For each line of the data below that holds "небо", copy the line.

** Begin EXERCISE INPUTS **

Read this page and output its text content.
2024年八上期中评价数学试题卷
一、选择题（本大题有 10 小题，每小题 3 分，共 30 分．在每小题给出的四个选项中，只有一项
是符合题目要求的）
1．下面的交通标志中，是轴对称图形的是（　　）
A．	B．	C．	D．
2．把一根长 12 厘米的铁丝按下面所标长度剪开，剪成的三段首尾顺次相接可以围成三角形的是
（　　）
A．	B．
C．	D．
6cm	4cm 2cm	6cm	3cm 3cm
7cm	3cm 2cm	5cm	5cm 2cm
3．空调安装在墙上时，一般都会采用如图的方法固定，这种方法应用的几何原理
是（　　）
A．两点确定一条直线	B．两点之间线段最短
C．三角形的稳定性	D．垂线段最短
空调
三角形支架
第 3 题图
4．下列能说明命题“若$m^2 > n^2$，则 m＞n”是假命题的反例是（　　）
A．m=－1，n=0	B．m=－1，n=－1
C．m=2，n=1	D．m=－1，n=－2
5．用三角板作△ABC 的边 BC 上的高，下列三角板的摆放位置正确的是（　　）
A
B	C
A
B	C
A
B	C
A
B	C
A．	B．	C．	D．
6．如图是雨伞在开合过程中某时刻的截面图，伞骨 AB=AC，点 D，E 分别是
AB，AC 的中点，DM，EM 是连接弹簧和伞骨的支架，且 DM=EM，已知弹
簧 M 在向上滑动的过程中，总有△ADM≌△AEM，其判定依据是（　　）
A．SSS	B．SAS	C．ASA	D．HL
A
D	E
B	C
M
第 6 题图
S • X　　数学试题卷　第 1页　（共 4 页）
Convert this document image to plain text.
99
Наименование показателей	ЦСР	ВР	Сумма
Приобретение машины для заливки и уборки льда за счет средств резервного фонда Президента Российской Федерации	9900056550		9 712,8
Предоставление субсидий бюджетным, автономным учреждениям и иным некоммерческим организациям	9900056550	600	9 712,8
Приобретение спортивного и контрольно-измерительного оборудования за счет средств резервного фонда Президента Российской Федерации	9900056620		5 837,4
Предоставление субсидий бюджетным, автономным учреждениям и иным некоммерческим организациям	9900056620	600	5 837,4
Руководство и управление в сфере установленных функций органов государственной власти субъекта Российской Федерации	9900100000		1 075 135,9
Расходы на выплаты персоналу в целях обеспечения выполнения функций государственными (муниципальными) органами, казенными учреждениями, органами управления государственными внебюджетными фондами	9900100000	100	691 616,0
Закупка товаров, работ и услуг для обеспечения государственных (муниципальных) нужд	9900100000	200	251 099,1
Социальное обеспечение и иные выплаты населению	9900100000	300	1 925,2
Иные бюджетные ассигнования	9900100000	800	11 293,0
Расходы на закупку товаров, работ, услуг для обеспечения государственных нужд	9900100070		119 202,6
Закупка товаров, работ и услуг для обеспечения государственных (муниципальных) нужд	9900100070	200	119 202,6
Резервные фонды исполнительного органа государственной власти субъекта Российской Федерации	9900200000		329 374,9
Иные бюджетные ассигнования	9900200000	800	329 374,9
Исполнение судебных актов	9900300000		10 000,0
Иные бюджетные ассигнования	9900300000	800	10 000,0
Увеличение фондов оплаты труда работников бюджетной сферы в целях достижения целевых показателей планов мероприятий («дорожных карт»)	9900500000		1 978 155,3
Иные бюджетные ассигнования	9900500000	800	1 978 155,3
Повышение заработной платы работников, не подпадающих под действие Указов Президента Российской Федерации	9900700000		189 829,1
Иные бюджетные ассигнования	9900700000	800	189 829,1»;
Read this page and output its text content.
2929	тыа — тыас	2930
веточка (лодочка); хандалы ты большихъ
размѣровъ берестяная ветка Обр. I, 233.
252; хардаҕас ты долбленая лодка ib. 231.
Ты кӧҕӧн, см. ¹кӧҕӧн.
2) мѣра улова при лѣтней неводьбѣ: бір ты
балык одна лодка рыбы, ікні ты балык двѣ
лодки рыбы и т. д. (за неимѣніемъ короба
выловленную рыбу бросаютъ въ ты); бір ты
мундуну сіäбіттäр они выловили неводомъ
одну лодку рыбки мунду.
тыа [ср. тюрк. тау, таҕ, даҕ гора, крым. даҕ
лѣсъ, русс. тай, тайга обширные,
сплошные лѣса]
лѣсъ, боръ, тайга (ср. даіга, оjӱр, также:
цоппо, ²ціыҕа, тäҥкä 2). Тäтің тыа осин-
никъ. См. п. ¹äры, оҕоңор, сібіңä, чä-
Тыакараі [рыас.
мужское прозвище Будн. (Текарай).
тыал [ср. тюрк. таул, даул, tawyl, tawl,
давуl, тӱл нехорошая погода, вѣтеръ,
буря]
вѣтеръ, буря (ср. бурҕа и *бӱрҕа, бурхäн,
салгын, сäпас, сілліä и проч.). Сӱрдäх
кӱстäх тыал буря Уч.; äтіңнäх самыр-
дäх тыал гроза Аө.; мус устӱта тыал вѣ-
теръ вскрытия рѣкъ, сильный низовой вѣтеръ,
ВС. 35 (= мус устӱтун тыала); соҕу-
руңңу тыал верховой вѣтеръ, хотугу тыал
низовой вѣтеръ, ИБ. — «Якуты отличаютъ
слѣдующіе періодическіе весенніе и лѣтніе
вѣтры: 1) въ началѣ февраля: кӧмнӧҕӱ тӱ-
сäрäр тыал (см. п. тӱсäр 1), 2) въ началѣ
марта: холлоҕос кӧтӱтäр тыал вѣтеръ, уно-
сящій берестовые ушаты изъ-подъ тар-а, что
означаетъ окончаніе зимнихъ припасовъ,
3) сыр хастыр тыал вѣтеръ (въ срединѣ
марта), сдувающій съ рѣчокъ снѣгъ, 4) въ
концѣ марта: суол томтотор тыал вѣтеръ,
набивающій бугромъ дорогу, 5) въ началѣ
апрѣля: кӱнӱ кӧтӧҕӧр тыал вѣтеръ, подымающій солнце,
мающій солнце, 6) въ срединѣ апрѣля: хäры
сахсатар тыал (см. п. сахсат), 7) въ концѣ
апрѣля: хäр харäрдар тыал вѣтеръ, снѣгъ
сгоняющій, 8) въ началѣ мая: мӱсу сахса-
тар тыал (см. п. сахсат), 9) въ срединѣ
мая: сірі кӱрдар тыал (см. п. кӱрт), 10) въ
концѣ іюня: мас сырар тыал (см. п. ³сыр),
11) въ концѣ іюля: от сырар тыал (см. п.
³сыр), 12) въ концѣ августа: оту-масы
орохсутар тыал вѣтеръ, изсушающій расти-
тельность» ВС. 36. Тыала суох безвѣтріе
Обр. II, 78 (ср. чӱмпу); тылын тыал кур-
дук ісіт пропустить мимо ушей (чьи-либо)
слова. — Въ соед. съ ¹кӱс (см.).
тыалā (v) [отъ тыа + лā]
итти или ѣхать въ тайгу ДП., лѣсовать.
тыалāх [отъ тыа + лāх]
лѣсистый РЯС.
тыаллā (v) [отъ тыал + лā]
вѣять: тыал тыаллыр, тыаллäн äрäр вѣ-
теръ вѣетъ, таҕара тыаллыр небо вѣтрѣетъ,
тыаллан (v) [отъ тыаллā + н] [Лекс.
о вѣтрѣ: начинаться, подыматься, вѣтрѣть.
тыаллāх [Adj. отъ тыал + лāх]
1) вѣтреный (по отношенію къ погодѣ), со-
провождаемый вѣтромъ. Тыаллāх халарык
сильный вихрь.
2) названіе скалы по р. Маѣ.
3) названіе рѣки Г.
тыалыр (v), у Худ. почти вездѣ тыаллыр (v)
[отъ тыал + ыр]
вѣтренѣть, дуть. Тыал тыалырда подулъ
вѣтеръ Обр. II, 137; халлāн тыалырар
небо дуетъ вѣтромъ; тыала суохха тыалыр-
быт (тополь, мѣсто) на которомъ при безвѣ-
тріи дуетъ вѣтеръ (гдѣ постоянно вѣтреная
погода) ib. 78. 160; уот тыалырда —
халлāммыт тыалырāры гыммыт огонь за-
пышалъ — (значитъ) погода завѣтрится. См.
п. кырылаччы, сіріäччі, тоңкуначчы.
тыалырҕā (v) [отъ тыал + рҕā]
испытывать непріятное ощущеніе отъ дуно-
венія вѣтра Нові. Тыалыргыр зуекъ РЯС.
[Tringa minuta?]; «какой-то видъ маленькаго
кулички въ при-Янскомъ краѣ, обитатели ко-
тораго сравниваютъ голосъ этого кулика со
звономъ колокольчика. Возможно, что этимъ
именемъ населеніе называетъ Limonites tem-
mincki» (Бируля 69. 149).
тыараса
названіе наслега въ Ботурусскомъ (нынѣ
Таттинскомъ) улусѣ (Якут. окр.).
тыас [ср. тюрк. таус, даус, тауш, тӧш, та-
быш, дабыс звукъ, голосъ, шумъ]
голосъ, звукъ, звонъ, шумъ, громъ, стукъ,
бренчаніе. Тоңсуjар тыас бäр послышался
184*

** End EXERCISE INPUTS **

=== ANSWER TO THIS TASK ===
теръ вѣетъ, таҕара тыаллыр небо вѣтрѣетъ,
небо дуетъ вѣтромъ; тыала суохха тыалыр-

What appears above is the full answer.